# What is expected:
Output what the records say, word for word, with no images.

++++++

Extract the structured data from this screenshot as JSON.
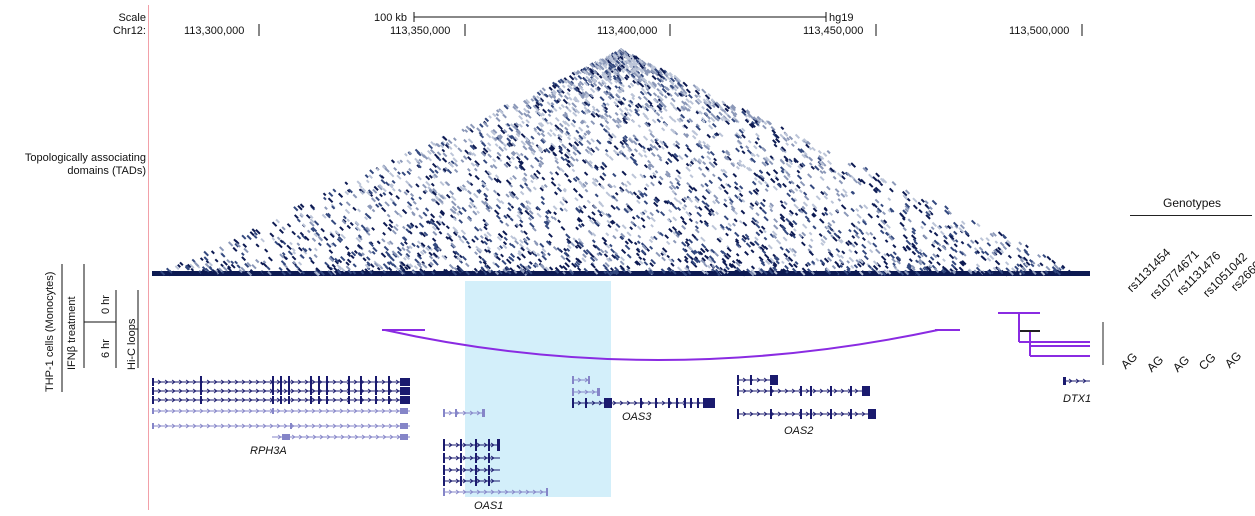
{
  "scale": {
    "scale_label": "Scale",
    "chr_label": "Chr12:",
    "bar_label": "100 kb",
    "assembly": "hg19",
    "ticks": [
      "113,300,000",
      "113,350,000",
      "113,400,000",
      "113,450,000",
      "113,500,000"
    ]
  },
  "tads": {
    "label_line1": "Topologically associating",
    "label_line2": "domains (TADs)"
  },
  "side": {
    "cells": "THP-1 cells (Monocytes)",
    "treatment": "IFNβ treatment",
    "hic": "Hi-C loops",
    "time_0": "0 hr",
    "time_6": "6 hr"
  },
  "genes": [
    "RPH3A",
    "OAS1",
    "OAS3",
    "OAS2",
    "DTX1"
  ],
  "genotypes": {
    "title": "Genotypes",
    "snps": [
      "rs1131454",
      "rs10774671",
      "rs1131476",
      "rs1051042",
      "rs2660"
    ],
    "values": [
      "AG",
      "AG",
      "AG",
      "CG",
      "AG"
    ]
  },
  "colors": {
    "gene": "#1a1a6e",
    "gene_light": "#8585c8",
    "loop": "#8a2be2",
    "highlight": "#d3effa",
    "red_line": "#f2a0a8"
  }
}
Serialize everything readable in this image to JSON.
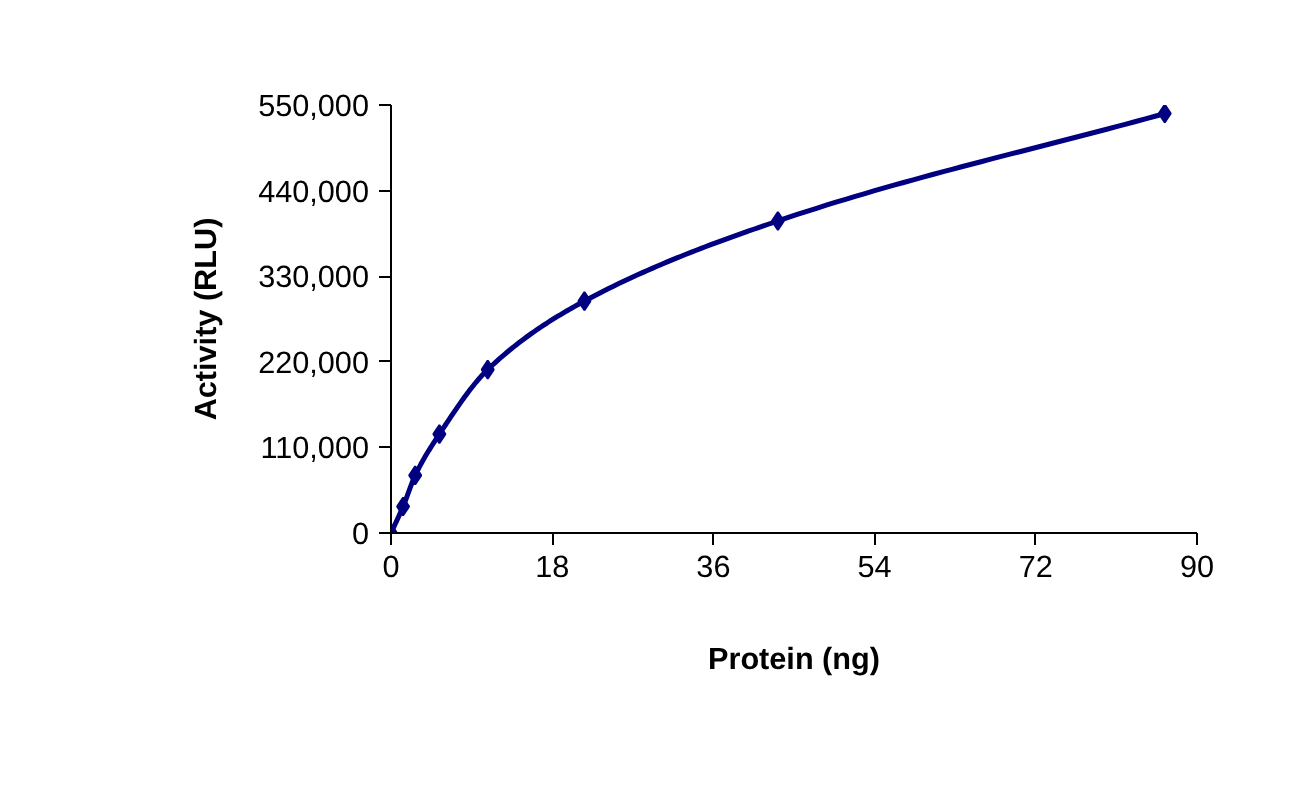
{
  "chart_data": {
    "type": "line",
    "xlabel": "Protein (ng)",
    "ylabel": "Activity (RLU)",
    "x": [
      0,
      1.35,
      2.7,
      5.4,
      10.8,
      21.6,
      43.2,
      86.4
    ],
    "series": [
      {
        "color": "#000080",
        "values": [
          0,
          34000,
          74000,
          127000,
          210000,
          298000,
          401000,
          539000
        ]
      }
    ],
    "xlim": [
      0,
      90
    ],
    "xticks": [
      0,
      18,
      36,
      54,
      72,
      90
    ],
    "ylim": [
      0,
      550000
    ],
    "yticks": [
      {
        "value": 0,
        "label": "0"
      },
      {
        "value": 110000,
        "label": "110,000"
      },
      {
        "value": 220000,
        "label": "220,000"
      },
      {
        "value": 330000,
        "label": "330,000"
      },
      {
        "value": 440000,
        "label": "440,000"
      },
      {
        "value": 550000,
        "label": "550,000"
      }
    ],
    "marker": "diamond",
    "line_style": "solid",
    "grid": false
  }
}
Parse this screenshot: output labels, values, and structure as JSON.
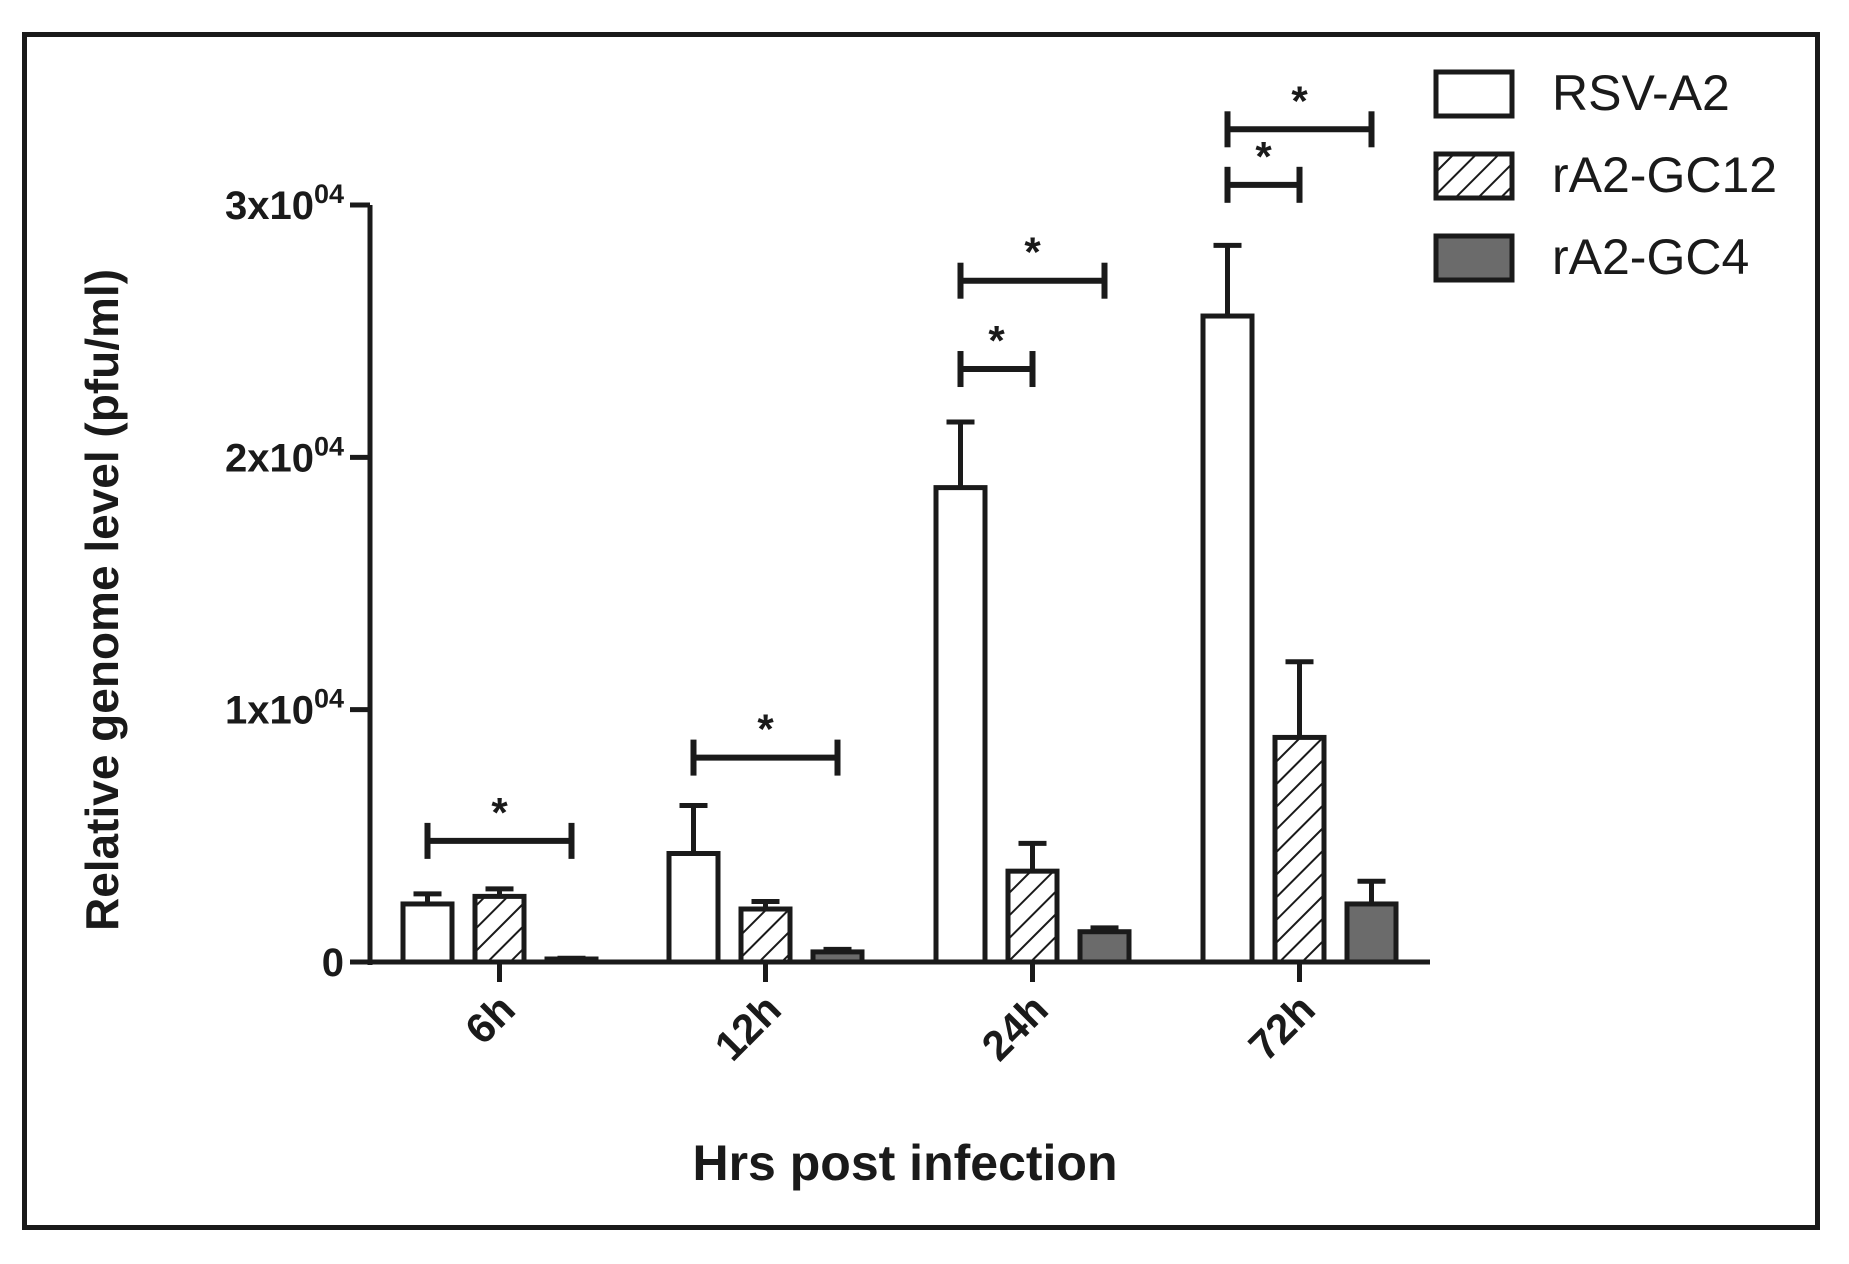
{
  "chart_data": {
    "type": "bar",
    "categories": [
      "6h",
      "12h",
      "24h",
      "72h"
    ],
    "xlabel": "Hrs post infection",
    "ylabel": "Relative genome level (pfu/ml)",
    "ylim": [
      0,
      30000
    ],
    "yticks": [
      {
        "value": 0,
        "base": "0",
        "exp": ""
      },
      {
        "value": 10000,
        "base": "1x10",
        "exp": "04"
      },
      {
        "value": 20000,
        "base": "2x10",
        "exp": "04"
      },
      {
        "value": 30000,
        "base": "3x10",
        "exp": "04"
      }
    ],
    "grid": false,
    "legend_position": "top-right",
    "series": [
      {
        "name": "RSV-A2",
        "pattern": "white",
        "values": [
          2300,
          4300,
          18800,
          25600
        ],
        "errors": [
          400,
          1900,
          2600,
          2800
        ]
      },
      {
        "name": "rA2-GC12",
        "pattern": "hatched",
        "values": [
          2600,
          2100,
          3600,
          8900
        ],
        "errors": [
          300,
          300,
          1100,
          3000
        ]
      },
      {
        "name": "rA2-GC4",
        "pattern": "gray",
        "values": [
          100,
          400,
          1200,
          2300
        ],
        "errors": [
          50,
          100,
          150,
          900
        ]
      }
    ],
    "significance": [
      {
        "category": 0,
        "from_series": 0,
        "to_series": 2,
        "y": 4800,
        "label": "*"
      },
      {
        "category": 1,
        "from_series": 0,
        "to_series": 2,
        "y": 8100,
        "label": "*"
      },
      {
        "category": 2,
        "from_series": 0,
        "to_series": 1,
        "y": 23500,
        "label": "*"
      },
      {
        "category": 2,
        "from_series": 0,
        "to_series": 2,
        "y": 27000,
        "label": "*"
      },
      {
        "category": 3,
        "from_series": 0,
        "to_series": 1,
        "y": 30800,
        "label": "*"
      },
      {
        "category": 3,
        "from_series": 0,
        "to_series": 2,
        "y": 33000,
        "label": "*"
      }
    ],
    "colors": {
      "stroke": "#1a1a1a",
      "white_fill": "#ffffff",
      "gray_fill": "#6b6b6b"
    }
  }
}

++++++

# Task response:
Extract the structured data from this screenshot as JSON.
{
  "scale": {
    "scale_label": "Scale",
    "chr_label": "Chr12:",
    "bar_label": "100 kb",
    "assembly": "hg19",
    "ticks": [
      "113,300,000",
      "113,350,000",
      "113,400,000",
      "113,450,000",
      "113,500,000"
    ]
  },
  "tads": {
    "label_line1": "Topologically associating",
    "label_line2": "domains (TADs)"
  },
  "side": {
    "cells": "THP-1 cells (Monocytes)",
    "treatment": "IFNβ treatment",
    "hic": "Hi-C loops",
    "time_0": "0 hr",
    "time_6": "6 hr"
  },
  "genes": [
    "RPH3A",
    "OAS1",
    "OAS3",
    "OAS2",
    "DTX1"
  ],
  "genotypes": {
    "title": "Genotypes",
    "snps": [
      "rs1131454",
      "rs10774671",
      "rs1131476",
      "rs1051042",
      "rs2660"
    ],
    "values": [
      "AG",
      "AG",
      "AG",
      "CG",
      "AG"
    ]
  },
  "colors": {
    "gene": "#1a1a6e",
    "gene_light": "#8585c8",
    "loop": "#8a2be2",
    "highlight": "#d3effa",
    "red_line": "#f2a0a8"
  }
}
Serialize everything readable in this image to JSON.
{
  "chart_data": {
    "type": "line",
    "xlabel": "Protein (ng)",
    "ylabel": "Activity (RLU)",
    "x": [
      0,
      1.35,
      2.7,
      5.4,
      10.8,
      21.6,
      43.2,
      86.4
    ],
    "series": [
      {
        "color": "#000080",
        "values": [
          0,
          34000,
          74000,
          127000,
          210000,
          298000,
          401000,
          539000
        ]
      }
    ],
    "xlim": [
      0,
      90
    ],
    "xticks": [
      0,
      18,
      36,
      54,
      72,
      90
    ],
    "ylim": [
      0,
      550000
    ],
    "yticks": [
      {
        "value": 0,
        "label": "0"
      },
      {
        "value": 110000,
        "label": "110,000"
      },
      {
        "value": 220000,
        "label": "220,000"
      },
      {
        "value": 330000,
        "label": "330,000"
      },
      {
        "value": 440000,
        "label": "440,000"
      },
      {
        "value": 550000,
        "label": "550,000"
      }
    ],
    "marker": "diamond",
    "line_style": "solid",
    "grid": false
  }
}
Parse this screenshot: output labels, values, and structure as JSON.
{
  "chart_data": {
    "type": "bar",
    "categories": [
      "6h",
      "12h",
      "24h",
      "72h"
    ],
    "xlabel": "Hrs post infection",
    "ylabel": "Relative genome level (pfu/ml)",
    "ylim": [
      0,
      30000
    ],
    "yticks": [
      {
        "value": 0,
        "base": "0",
        "exp": ""
      },
      {
        "value": 10000,
        "base": "1x10",
        "exp": "04"
      },
      {
        "value": 20000,
        "base": "2x10",
        "exp": "04"
      },
      {
        "value": 30000,
        "base": "3x10",
        "exp": "04"
      }
    ],
    "grid": false,
    "legend_position": "top-right",
    "series": [
      {
        "name": "RSV-A2",
        "pattern": "white",
        "values": [
          2300,
          4300,
          18800,
          25600
        ],
        "errors": [
          400,
          1900,
          2600,
          2800
        ]
      },
      {
        "name": "rA2-GC12",
        "pattern": "hatched",
        "values": [
          2600,
          2100,
          3600,
          8900
        ],
        "errors": [
          300,
          300,
          1100,
          3000
        ]
      },
      {
        "name": "rA2-GC4",
        "pattern": "gray",
        "values": [
          100,
          400,
          1200,
          2300
        ],
        "errors": [
          50,
          100,
          150,
          900
        ]
      }
    ],
    "significance": [
      {
        "category": 0,
        "from_series": 0,
        "to_series": 2,
        "y": 4800,
        "label": "*"
      },
      {
        "category": 1,
        "from_series": 0,
        "to_series": 2,
        "y": 8100,
        "label": "*"
      },
      {
        "category": 2,
        "from_series": 0,
        "to_series": 1,
        "y": 23500,
        "label": "*"
      },
      {
        "category": 2,
        "from_series": 0,
        "to_series": 2,
        "y": 27000,
        "label": "*"
      },
      {
        "category": 3,
        "from_series": 0,
        "to_series": 1,
        "y": 30800,
        "label": "*"
      },
      {
        "category": 3,
        "from_series": 0,
        "to_series": 2,
        "y": 33000,
        "label": "*"
      }
    ],
    "colors": {
      "stroke": "#1a1a1a",
      "white_fill": "#ffffff",
      "gray_fill": "#6b6b6b"
    }
  }
}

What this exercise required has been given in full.